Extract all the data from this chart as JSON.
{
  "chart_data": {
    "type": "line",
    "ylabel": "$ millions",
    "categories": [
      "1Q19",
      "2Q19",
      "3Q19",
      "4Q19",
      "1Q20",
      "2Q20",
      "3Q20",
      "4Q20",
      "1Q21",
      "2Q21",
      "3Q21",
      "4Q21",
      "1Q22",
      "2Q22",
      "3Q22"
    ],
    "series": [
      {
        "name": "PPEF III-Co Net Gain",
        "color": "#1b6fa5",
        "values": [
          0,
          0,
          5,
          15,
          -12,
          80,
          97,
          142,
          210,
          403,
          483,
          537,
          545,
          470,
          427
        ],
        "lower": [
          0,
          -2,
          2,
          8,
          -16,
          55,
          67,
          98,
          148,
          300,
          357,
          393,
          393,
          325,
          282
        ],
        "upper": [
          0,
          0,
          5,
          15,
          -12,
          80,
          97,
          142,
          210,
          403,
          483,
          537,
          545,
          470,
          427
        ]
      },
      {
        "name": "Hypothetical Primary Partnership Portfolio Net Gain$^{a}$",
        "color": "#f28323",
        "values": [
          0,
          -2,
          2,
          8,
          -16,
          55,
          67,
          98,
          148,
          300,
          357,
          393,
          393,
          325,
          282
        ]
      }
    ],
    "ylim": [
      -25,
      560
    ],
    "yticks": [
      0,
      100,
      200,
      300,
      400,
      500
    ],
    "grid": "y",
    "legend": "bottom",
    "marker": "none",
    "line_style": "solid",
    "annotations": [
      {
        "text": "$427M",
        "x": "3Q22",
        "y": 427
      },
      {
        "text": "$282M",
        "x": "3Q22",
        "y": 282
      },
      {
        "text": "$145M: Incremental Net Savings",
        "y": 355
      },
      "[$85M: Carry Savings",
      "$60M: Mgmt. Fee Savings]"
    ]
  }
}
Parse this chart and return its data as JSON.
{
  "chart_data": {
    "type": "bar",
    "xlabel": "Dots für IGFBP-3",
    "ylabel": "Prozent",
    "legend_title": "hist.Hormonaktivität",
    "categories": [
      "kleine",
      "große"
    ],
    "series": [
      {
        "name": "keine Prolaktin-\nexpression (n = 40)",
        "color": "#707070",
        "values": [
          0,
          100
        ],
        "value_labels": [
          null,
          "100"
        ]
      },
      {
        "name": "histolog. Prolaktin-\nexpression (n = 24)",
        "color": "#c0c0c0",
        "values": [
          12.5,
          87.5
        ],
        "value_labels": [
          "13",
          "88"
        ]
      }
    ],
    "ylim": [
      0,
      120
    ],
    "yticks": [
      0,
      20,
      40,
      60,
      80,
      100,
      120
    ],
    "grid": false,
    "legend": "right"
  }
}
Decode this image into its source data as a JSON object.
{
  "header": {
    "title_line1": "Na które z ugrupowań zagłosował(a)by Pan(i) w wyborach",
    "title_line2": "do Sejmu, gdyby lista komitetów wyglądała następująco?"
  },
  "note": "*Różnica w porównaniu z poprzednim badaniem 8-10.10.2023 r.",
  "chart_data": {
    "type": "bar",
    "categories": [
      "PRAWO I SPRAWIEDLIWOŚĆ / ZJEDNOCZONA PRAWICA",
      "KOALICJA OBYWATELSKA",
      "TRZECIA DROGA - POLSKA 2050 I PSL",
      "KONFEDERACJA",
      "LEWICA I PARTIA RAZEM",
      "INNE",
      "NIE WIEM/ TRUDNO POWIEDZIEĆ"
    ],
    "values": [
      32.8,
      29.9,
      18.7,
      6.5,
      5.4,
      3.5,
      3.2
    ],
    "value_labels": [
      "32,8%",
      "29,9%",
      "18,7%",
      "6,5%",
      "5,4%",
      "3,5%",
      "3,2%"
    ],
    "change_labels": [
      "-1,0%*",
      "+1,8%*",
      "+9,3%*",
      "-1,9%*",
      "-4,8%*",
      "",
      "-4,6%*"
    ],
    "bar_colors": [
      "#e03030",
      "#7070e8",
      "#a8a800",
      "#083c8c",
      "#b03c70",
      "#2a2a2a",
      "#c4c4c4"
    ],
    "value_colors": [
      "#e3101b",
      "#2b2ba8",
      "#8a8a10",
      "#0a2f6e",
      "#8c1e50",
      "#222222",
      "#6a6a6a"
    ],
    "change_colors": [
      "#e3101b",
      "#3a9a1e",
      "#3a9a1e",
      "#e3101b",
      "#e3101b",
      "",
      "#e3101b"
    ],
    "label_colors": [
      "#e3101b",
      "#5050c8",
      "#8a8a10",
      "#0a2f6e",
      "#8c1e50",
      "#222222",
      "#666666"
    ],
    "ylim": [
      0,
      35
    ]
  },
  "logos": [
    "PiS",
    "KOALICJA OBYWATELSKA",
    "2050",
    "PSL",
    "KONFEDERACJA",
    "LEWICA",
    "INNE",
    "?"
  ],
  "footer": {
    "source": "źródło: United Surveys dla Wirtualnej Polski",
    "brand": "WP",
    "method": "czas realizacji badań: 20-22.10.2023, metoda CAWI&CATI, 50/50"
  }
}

_Written request_
Report every line in the data above in which the word "source" appears.

_Problem solution_
Decode this image into its source data as a JSON object.
    "source": "źródło: United Surveys dla Wirtualnej Polski",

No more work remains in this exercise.